## BEGIN SOURCE MATERIAL

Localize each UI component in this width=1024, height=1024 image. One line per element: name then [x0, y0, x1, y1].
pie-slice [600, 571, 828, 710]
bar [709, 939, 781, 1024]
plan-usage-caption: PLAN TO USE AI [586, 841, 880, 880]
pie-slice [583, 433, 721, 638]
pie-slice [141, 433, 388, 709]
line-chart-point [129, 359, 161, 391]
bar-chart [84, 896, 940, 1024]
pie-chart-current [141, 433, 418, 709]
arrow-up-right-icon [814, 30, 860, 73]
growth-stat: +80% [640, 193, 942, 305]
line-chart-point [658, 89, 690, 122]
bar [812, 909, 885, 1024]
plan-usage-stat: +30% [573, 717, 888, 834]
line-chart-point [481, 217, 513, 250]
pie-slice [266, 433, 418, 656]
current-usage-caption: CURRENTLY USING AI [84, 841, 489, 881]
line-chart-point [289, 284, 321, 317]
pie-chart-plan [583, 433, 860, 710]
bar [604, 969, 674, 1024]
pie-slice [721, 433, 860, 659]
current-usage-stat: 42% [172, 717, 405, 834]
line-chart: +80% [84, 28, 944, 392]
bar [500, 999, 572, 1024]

## END SOURCE MATERIAL

▶ WHAT IS BEING ASKED:
Copy out the data above line for line, leaving every word, number, and bracket unchanged.

▶ ANSWER TO THE PROBLEM:
Localize each UI component in this width=1024, height=1024 image. One line per element: name then [x0, y0, x1, y1].
pie-slice [600, 571, 828, 710]
bar [709, 939, 781, 1024]
plan-usage-caption: PLAN TO USE AI [586, 841, 880, 880]
pie-slice [583, 433, 721, 638]
pie-slice [141, 433, 388, 709]
line-chart-point [129, 359, 161, 391]
bar-chart [84, 896, 940, 1024]
pie-chart-current [141, 433, 418, 709]
arrow-up-right-icon [814, 30, 860, 73]
growth-stat: +80% [640, 193, 942, 305]
line-chart-point [658, 89, 690, 122]
bar [812, 909, 885, 1024]
plan-usage-stat: +30% [573, 717, 888, 834]
line-chart-point [481, 217, 513, 250]
pie-slice [266, 433, 418, 656]
current-usage-caption: CURRENTLY USING AI [84, 841, 489, 881]
line-chart-point [289, 284, 321, 317]
pie-chart-plan [583, 433, 860, 710]
bar [604, 969, 674, 1024]
pie-slice [721, 433, 860, 659]
current-usage-stat: 42% [172, 717, 405, 834]
line-chart: +80% [84, 28, 944, 392]
bar [500, 999, 572, 1024]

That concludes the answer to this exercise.